* What the exercise asks *
Scan each line of the records for the word "success" and extract the ones that have it.

(Dataset records of page text)
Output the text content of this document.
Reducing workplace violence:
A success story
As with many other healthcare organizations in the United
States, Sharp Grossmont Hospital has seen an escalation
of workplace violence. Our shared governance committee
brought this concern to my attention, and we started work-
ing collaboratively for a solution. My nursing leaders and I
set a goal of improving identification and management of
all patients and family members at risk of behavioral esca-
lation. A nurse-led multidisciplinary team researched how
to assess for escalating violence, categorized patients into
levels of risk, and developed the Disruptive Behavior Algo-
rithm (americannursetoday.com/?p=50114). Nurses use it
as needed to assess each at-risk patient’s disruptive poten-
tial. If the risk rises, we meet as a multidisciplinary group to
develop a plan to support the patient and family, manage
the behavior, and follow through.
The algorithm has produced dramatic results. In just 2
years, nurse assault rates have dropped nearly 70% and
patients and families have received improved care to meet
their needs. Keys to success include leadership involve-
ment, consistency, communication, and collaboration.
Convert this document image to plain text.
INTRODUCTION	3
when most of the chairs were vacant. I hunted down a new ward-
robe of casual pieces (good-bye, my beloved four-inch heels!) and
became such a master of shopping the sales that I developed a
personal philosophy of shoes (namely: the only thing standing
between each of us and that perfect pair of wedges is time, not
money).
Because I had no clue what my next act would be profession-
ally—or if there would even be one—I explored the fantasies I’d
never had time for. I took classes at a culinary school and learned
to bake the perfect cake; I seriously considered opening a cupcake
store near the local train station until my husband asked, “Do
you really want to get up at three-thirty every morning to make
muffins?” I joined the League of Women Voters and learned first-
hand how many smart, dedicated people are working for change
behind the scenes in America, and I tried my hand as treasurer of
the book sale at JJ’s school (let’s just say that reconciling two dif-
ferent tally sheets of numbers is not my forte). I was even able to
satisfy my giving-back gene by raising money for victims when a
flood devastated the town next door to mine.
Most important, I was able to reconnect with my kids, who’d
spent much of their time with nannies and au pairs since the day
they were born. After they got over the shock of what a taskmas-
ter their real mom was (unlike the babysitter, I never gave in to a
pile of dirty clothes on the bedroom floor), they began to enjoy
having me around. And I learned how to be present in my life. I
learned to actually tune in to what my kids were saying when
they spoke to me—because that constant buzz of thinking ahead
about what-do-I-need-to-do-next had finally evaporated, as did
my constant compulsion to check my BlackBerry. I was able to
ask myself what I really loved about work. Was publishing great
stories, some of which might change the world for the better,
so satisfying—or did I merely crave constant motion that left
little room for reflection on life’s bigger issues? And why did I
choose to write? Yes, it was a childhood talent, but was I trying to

* Response to the exercise *
A success story
their needs. Keys to success include leadership involve-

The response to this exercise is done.